> Task objective
Return each line of the records holding the string "data".
##### Information provided
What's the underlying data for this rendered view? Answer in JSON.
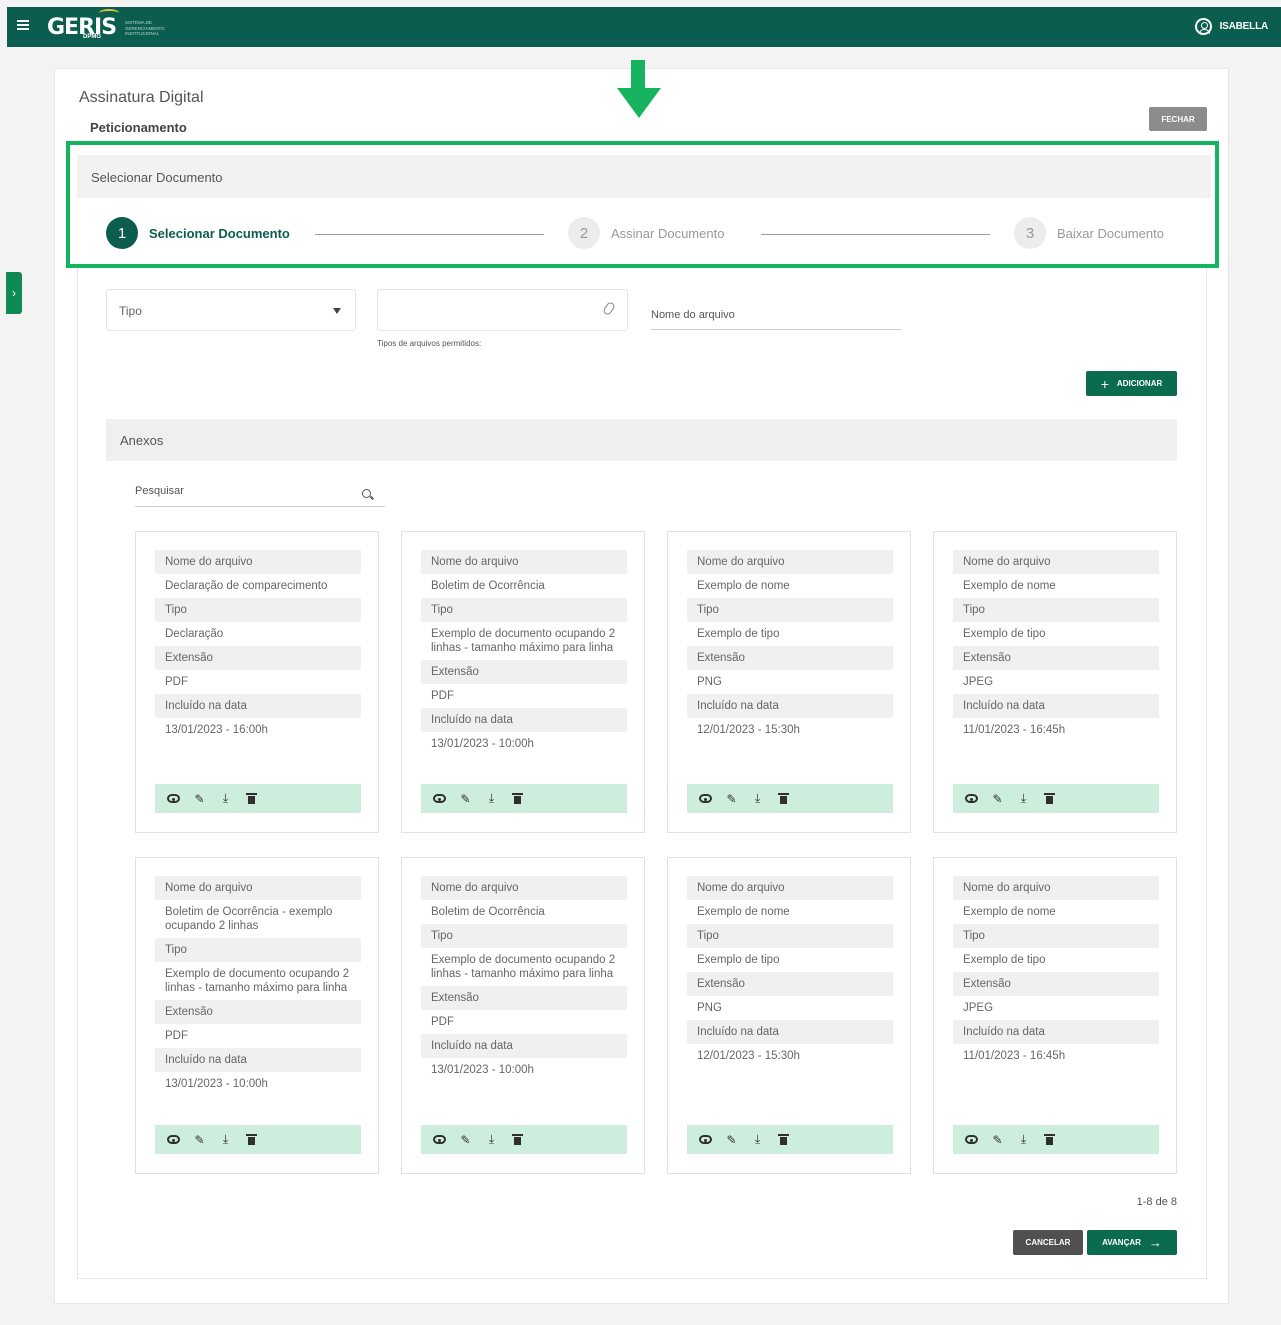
{
  "topbar": {
    "logo_text": "GERIS",
    "logo_sub": "DPMG",
    "logo_caption": "SISTEMA DE GERENCIAMENTO INSTITUCIONAL",
    "user_name": "ISABELLA"
  },
  "page": {
    "title": "Assinatura Digital",
    "subtitle": "Peticionamento",
    "close_label": "FECHAR"
  },
  "stepper": {
    "header": "Selecionar Documento",
    "steps": [
      {
        "number": "1",
        "label": "Selecionar Documento",
        "active": true
      },
      {
        "number": "2",
        "label": "Assinar Documento",
        "active": false
      },
      {
        "number": "3",
        "label": "Baixar Documento",
        "active": false
      }
    ]
  },
  "form": {
    "type_label": "Tipo",
    "file_hint": "Tipos de arquivos permitidos:",
    "filename_placeholder": "Nome do arquivo",
    "add_label": "ADICIONAR"
  },
  "attachments": {
    "title": "Anexos",
    "search_placeholder": "Pesquisar",
    "labels": {
      "name": "Nome do arquivo",
      "type": "Tipo",
      "extension": "Extensão",
      "date": "Incluído na data"
    },
    "cards": [
      {
        "name": "Declaração de comparecimento",
        "type": "Declaração",
        "extension": "PDF",
        "date": "13/01/2023 - 16:00h"
      },
      {
        "name": "Boletim de Ocorrência",
        "type": "Exemplo de documento ocupando 2 linhas - tamanho máximo para linha",
        "extension": "PDF",
        "date": "13/01/2023 - 10:00h"
      },
      {
        "name": "Exemplo de nome",
        "type": "Exemplo de tipo",
        "extension": "PNG",
        "date": "12/01/2023 - 15:30h"
      },
      {
        "name": "Exemplo de nome",
        "type": "Exemplo de tipo",
        "extension": "JPEG",
        "date": "11/01/2023 - 16:45h"
      },
      {
        "name": "Boletim de Ocorrência - exemplo ocupando 2 linhas",
        "type": "Exemplo de documento ocupando 2 linhas - tamanho máximo para linha",
        "extension": "PDF",
        "date": "13/01/2023 - 10:00h"
      },
      {
        "name": "Boletim de Ocorrência",
        "type": "Exemplo de documento ocupando 2 linhas - tamanho máximo para linha",
        "extension": "PDF",
        "date": "13/01/2023 - 10:00h"
      },
      {
        "name": "Exemplo de nome",
        "type": "Exemplo de tipo",
        "extension": "PNG",
        "date": "12/01/2023 - 15:30h"
      },
      {
        "name": "Exemplo de nome",
        "type": "Exemplo de tipo",
        "extension": "JPEG",
        "date": "11/01/2023 - 16:45h"
      }
    ],
    "pagination": "1-8 de 8"
  },
  "footer": {
    "cancel_label": "CANCELAR",
    "next_label": "AVANÇAR"
  },
  "colors": {
    "brand": "#0b5e4f",
    "highlight": "#17b45f",
    "action_bar": "#cdeedd"
  }
}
##########
> Reply
What's the underlying data for this rendered view? Answer in JSON.
      "date": "Incluído na data"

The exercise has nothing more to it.